WHAT TO WORK ON: Scan the listing below. Report each line that includes "rest".

====================

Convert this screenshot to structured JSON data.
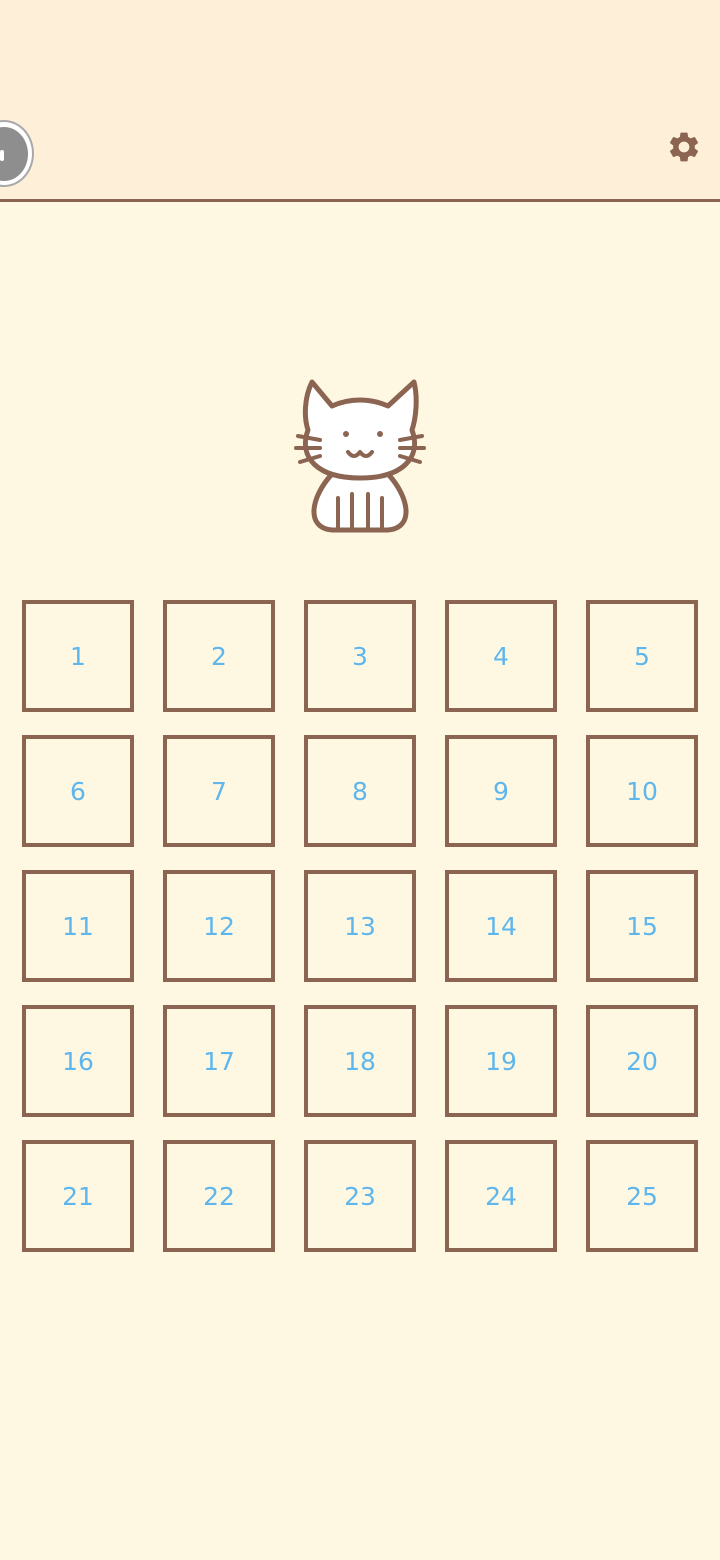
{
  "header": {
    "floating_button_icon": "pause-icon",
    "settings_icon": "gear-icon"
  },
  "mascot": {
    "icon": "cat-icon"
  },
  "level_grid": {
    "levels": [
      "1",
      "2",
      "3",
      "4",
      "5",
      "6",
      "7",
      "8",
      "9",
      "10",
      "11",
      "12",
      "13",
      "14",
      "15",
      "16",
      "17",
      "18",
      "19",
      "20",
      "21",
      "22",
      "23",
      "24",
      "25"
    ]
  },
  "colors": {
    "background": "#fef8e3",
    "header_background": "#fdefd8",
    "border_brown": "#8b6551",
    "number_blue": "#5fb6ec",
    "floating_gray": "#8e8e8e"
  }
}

====================

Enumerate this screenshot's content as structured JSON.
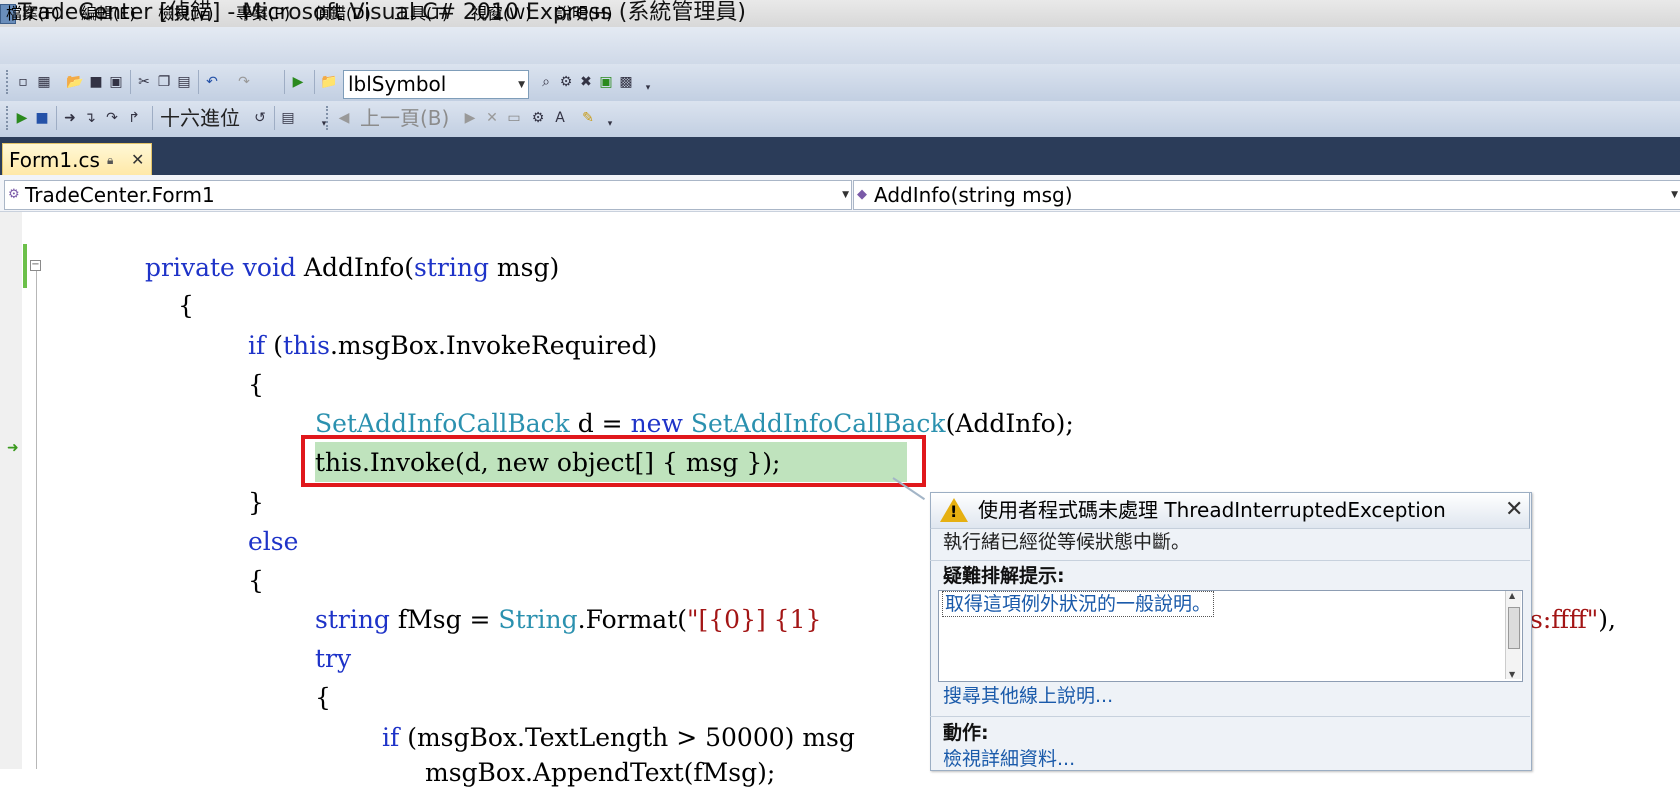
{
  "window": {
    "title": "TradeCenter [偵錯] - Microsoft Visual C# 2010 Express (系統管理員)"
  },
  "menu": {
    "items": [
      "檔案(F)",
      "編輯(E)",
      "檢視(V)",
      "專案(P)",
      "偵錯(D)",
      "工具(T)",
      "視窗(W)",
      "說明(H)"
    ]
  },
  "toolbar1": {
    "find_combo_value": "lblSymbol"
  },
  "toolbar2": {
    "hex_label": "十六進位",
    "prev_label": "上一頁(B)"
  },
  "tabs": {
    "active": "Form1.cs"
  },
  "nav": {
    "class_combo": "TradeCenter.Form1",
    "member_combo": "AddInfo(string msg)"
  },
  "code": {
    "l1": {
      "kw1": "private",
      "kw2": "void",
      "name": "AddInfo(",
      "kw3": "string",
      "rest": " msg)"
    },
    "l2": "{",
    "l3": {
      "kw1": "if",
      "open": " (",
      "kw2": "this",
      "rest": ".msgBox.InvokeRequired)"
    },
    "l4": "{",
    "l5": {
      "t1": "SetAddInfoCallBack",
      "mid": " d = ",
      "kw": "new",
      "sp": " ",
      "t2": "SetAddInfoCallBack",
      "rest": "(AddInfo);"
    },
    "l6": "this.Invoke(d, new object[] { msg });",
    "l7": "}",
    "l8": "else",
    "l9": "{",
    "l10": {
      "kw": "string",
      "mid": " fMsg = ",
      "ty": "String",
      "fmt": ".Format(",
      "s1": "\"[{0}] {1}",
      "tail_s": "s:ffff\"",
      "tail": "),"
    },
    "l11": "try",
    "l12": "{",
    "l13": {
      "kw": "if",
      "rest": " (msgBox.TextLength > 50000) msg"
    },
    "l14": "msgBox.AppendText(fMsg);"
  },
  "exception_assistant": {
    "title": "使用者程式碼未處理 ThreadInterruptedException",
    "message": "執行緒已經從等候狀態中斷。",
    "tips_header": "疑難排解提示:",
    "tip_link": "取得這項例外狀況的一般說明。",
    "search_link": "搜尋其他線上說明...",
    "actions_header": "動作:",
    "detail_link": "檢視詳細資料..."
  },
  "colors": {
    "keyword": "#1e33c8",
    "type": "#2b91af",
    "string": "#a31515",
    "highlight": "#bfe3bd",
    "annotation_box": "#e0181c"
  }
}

====================

EXERCISE SOLUTION:
      "rest": " msg)"
      "rest": ".msgBox.InvokeRequired)"
      "rest": "(AddInfo);"
      "rest": " (msgBox.TextLength > 50000) msg"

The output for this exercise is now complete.